THE PROBLEM
The data must be written out once more, precisely as given.

## BEGIN MATERIALS PROVIDED

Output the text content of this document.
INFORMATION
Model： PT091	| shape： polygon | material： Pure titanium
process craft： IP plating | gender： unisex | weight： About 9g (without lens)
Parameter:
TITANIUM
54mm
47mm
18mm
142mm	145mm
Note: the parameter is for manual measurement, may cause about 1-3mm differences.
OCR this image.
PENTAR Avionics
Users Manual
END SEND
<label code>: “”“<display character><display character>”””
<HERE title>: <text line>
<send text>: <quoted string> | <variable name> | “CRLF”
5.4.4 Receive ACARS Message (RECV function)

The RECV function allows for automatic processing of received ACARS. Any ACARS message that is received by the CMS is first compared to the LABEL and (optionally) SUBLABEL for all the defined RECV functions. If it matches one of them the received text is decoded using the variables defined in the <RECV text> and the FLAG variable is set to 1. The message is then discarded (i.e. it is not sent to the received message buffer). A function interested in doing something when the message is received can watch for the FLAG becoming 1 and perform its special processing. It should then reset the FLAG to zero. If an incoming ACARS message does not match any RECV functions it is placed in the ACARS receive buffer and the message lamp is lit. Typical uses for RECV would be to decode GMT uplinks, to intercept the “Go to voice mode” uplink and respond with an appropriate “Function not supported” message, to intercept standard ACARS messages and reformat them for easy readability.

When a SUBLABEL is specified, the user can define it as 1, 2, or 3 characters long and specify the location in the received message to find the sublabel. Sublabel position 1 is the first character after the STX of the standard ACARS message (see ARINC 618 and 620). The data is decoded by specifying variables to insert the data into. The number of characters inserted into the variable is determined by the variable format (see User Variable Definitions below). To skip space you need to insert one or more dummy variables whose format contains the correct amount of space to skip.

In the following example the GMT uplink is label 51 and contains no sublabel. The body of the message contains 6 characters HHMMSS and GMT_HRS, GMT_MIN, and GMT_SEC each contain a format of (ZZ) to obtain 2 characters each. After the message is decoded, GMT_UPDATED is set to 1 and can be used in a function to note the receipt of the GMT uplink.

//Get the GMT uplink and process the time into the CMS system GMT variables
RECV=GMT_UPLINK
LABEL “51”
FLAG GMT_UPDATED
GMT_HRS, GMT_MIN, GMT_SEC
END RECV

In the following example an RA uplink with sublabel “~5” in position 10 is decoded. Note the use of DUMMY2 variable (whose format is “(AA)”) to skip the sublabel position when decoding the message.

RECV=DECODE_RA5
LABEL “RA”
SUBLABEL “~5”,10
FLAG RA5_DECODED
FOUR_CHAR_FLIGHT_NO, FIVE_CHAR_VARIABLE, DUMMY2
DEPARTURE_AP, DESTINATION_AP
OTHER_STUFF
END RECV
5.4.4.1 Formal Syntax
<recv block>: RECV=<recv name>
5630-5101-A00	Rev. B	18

## END MATERIALS PROVIDED

ANSWER
Output the text content of this document.
INFORMATION
Model： PT091	| shape： polygon | material： Pure titanium
process craft： IP plating | gender： unisex | weight： About 9g (without lens)
Parameter:
TITANIUM
54mm
47mm
18mm
142mm	145mm
Note: the parameter is for manual measurement, may cause about 1-3mm differences.
OCR this image.
PENTAR Avionics
Users Manual
END SEND
<label code>: “”“<display character><display character>”””
<HERE title>: <text line>
<send text>: <quoted string> | <variable name> | “CRLF”
5.4.4 Receive ACARS Message (RECV function)

The RECV function allows for automatic processing of received ACARS. Any ACARS message that is received by the CMS is first compared to the LABEL and (optionally) SUBLABEL for all the defined RECV functions. If it matches one of them the received text is decoded using the variables defined in the <RECV text> and the FLAG variable is set to 1. The message is then discarded (i.e. it is not sent to the received message buffer). A function interested in doing something when the message is received can watch for the FLAG becoming 1 and perform its special processing. It should then reset the FLAG to zero. If an incoming ACARS message does not match any RECV functions it is placed in the ACARS receive buffer and the message lamp is lit. Typical uses for RECV would be to decode GMT uplinks, to intercept the “Go to voice mode” uplink and respond with an appropriate “Function not supported” message, to intercept standard ACARS messages and reformat them for easy readability.

When a SUBLABEL is specified, the user can define it as 1, 2, or 3 characters long and specify the location in the received message to find the sublabel. Sublabel position 1 is the first character after the STX of the standard ACARS message (see ARINC 618 and 620). The data is decoded by specifying variables to insert the data into. The number of characters inserted into the variable is determined by the variable format (see User Variable Definitions below). To skip space you need to insert one or more dummy variables whose format contains the correct amount of space to skip.

In the following example the GMT uplink is label 51 and contains no sublabel. The body of the message contains 6 characters HHMMSS and GMT_HRS, GMT_MIN, and GMT_SEC each contain a format of (ZZ) to obtain 2 characters each. After the message is decoded, GMT_UPDATED is set to 1 and can be used in a function to note the receipt of the GMT uplink.

//Get the GMT uplink and process the time into the CMS system GMT variables
RECV=GMT_UPLINK
LABEL “51”
FLAG GMT_UPDATED
GMT_HRS, GMT_MIN, GMT_SEC
END RECV

In the following example an RA uplink with sublabel “~5” in position 10 is decoded. Note the use of DUMMY2 variable (whose format is “(AA)”) to skip the sublabel position when decoding the message.

RECV=DECODE_RA5
LABEL “RA”
SUBLABEL “~5”,10
FLAG RA5_DECODED
FOUR_CHAR_FLIGHT_NO, FIVE_CHAR_VARIABLE, DUMMY2
DEPARTURE_AP, DESTINATION_AP
OTHER_STUFF
END RECV
5.4.4.1 Formal Syntax
<recv block>: RECV=<recv name>
5630-5101-A00	Rev. B	18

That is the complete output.